> [STATED PROBLEM]:
Quote verbatim the rows starting at their very first line and ending at the line that contains "bar-segment-bly-stasjon-5 <box>776 370". Include both of those end lines.

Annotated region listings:

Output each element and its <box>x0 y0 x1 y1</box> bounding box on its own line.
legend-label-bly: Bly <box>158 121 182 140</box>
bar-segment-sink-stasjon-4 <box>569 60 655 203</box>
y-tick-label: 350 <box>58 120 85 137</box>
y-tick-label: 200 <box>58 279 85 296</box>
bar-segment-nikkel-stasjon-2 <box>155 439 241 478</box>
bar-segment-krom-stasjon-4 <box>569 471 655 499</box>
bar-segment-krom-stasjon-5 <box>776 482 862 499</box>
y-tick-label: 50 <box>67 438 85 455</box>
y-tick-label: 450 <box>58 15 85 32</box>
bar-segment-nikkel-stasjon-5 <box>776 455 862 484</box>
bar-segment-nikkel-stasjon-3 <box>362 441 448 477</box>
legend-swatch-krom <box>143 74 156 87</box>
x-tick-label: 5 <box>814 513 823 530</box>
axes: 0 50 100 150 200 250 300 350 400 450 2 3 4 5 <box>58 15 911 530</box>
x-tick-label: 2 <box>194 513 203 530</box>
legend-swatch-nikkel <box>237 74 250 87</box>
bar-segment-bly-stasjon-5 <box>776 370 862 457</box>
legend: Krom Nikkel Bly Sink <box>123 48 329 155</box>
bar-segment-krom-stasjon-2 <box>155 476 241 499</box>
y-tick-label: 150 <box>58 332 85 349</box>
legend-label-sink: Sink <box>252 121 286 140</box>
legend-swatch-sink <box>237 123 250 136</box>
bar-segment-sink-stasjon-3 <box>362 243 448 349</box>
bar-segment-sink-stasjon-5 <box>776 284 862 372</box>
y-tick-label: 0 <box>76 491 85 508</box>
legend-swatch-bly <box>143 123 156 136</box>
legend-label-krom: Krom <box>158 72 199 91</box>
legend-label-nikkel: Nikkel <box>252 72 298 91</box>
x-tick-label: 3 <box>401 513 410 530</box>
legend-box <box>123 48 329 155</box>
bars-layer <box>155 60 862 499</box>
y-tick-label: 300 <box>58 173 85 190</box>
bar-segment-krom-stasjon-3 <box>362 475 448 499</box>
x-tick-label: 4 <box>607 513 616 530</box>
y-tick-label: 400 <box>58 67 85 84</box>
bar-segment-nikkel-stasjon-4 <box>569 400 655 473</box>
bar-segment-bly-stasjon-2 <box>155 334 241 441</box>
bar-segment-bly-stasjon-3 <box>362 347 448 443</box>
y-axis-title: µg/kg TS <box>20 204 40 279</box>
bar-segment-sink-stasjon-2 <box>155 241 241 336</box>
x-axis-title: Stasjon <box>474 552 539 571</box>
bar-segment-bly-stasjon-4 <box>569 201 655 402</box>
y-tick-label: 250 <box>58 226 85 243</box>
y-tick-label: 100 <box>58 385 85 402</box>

> [COMPLETE RESPONSE]:
Output each element and its <box>x0 y0 x1 y1</box> bounding box on its own line.
legend-label-bly: Bly <box>158 121 182 140</box>
bar-segment-sink-stasjon-4 <box>569 60 655 203</box>
y-tick-label: 350 <box>58 120 85 137</box>
y-tick-label: 200 <box>58 279 85 296</box>
bar-segment-nikkel-stasjon-2 <box>155 439 241 478</box>
bar-segment-krom-stasjon-4 <box>569 471 655 499</box>
bar-segment-krom-stasjon-5 <box>776 482 862 499</box>
y-tick-label: 50 <box>67 438 85 455</box>
y-tick-label: 450 <box>58 15 85 32</box>
bar-segment-nikkel-stasjon-5 <box>776 455 862 484</box>
bar-segment-nikkel-stasjon-3 <box>362 441 448 477</box>
legend-swatch-krom <box>143 74 156 87</box>
x-tick-label: 5 <box>814 513 823 530</box>
axes: 0 50 100 150 200 250 300 350 400 450 2 3 4 5 <box>58 15 911 530</box>
x-tick-label: 2 <box>194 513 203 530</box>
legend-swatch-nikkel <box>237 74 250 87</box>
bar-segment-bly-stasjon-5 <box>776 370 862 457</box>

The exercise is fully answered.